### To be done
Gather up the lines that contain "text".

### The records

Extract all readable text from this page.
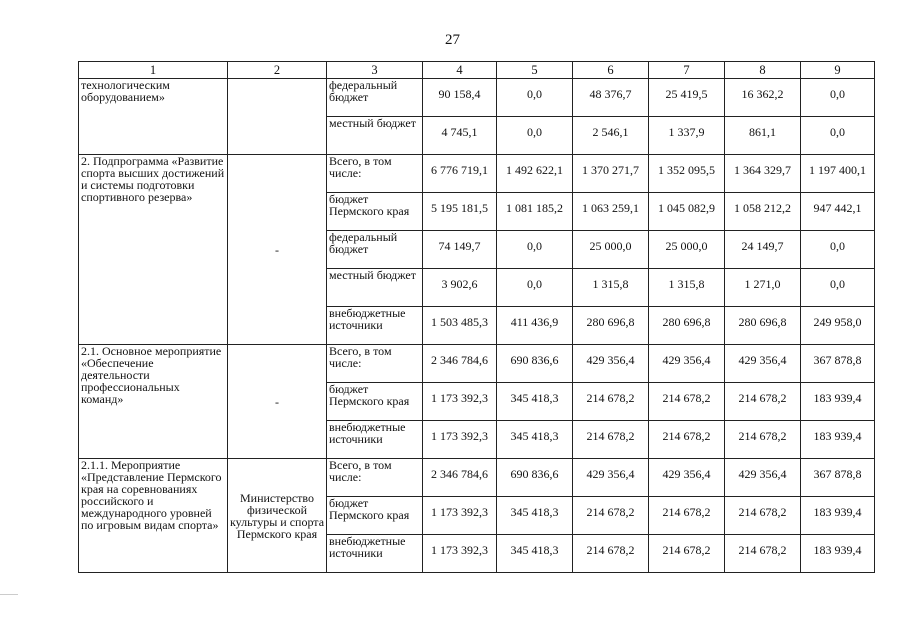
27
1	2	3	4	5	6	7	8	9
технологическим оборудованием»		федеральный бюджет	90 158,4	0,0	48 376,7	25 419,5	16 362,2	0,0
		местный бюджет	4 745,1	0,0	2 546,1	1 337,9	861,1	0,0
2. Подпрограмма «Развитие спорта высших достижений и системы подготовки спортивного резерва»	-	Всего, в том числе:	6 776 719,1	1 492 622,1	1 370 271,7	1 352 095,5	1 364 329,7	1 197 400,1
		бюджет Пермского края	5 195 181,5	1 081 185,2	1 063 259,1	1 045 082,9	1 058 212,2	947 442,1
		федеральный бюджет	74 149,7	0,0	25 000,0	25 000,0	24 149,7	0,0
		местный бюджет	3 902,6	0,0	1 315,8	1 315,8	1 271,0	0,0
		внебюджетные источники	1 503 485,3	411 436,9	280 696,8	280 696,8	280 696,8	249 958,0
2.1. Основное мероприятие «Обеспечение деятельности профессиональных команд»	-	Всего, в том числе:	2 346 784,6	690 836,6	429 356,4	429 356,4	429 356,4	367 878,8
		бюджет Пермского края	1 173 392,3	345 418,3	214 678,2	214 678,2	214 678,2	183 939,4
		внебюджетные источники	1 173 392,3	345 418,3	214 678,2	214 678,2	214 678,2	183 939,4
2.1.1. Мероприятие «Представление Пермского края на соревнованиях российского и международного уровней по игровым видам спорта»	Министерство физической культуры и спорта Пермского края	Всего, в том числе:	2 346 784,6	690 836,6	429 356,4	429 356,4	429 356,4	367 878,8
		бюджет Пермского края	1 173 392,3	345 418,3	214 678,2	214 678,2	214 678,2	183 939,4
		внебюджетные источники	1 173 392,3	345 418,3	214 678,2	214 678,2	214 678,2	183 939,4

==

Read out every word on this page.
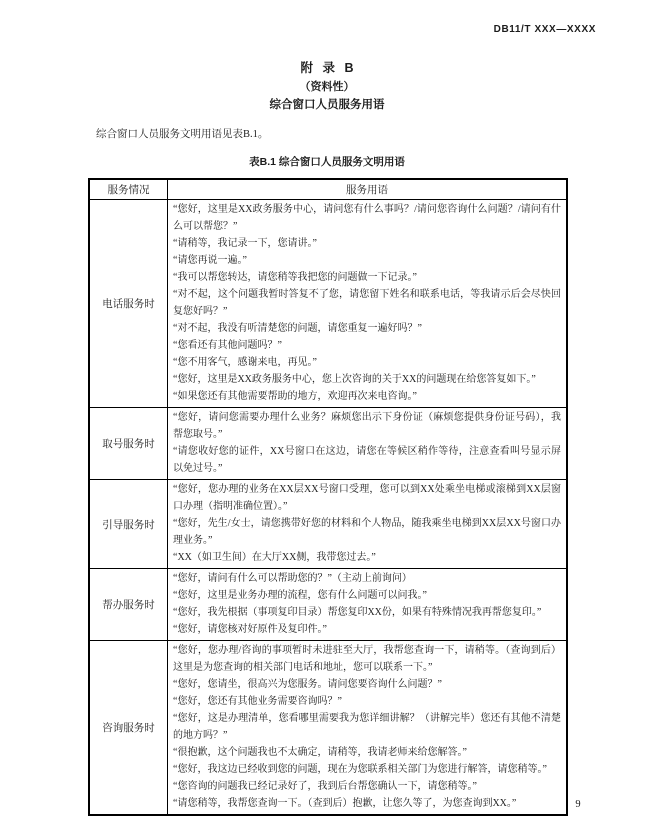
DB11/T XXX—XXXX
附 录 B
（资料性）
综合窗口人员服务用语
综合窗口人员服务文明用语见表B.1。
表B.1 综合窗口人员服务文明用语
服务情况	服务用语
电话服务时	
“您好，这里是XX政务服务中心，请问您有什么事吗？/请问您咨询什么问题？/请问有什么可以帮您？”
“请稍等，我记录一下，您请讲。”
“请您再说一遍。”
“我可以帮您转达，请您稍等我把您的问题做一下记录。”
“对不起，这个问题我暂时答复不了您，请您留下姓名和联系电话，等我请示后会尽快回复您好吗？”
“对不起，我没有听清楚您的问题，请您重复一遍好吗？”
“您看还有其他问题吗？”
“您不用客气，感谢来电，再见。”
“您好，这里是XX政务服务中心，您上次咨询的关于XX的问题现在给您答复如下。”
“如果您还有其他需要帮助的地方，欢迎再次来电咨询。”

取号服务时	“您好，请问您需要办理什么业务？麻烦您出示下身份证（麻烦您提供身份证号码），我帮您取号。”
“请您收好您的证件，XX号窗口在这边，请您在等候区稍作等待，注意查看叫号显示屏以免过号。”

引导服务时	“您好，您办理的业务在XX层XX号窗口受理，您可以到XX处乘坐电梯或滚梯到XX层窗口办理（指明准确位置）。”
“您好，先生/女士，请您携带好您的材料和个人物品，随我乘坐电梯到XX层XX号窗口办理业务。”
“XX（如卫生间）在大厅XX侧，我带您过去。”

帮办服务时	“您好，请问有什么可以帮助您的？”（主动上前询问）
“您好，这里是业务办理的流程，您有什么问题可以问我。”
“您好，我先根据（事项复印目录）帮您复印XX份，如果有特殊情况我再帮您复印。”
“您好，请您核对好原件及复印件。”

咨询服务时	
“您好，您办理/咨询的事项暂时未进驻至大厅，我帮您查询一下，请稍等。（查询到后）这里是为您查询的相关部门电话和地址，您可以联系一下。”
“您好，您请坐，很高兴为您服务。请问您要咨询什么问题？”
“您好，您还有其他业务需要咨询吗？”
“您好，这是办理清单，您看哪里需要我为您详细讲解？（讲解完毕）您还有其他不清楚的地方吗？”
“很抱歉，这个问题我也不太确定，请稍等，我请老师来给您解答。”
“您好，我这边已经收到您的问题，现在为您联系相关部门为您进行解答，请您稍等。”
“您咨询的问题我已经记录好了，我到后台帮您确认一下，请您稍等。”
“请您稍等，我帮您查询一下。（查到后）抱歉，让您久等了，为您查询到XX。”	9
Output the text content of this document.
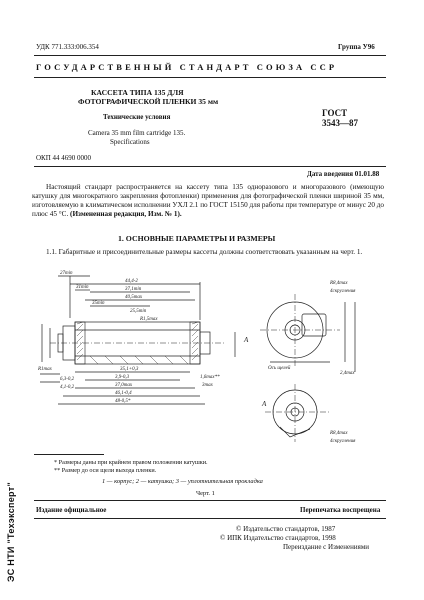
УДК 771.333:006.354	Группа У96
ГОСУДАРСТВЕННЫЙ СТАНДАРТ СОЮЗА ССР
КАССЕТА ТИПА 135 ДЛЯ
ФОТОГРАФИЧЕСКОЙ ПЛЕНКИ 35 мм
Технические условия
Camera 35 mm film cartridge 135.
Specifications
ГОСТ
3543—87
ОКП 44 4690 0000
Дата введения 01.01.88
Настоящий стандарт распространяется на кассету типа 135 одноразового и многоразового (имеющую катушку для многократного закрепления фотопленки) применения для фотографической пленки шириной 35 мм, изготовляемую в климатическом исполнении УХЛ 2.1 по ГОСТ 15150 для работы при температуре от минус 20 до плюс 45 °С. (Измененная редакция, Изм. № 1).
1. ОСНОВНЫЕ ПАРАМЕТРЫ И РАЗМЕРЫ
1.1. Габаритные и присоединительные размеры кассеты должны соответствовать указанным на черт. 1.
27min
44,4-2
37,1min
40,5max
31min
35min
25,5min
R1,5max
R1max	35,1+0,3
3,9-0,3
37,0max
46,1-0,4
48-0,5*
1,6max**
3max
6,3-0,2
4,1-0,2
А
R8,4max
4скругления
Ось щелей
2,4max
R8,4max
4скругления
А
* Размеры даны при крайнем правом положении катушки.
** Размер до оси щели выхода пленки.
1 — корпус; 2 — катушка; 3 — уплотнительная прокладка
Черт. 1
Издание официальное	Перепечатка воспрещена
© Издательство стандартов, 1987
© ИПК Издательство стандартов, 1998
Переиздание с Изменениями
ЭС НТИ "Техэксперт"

### Result
Extract all readable text from this page.
Output the text content of this document.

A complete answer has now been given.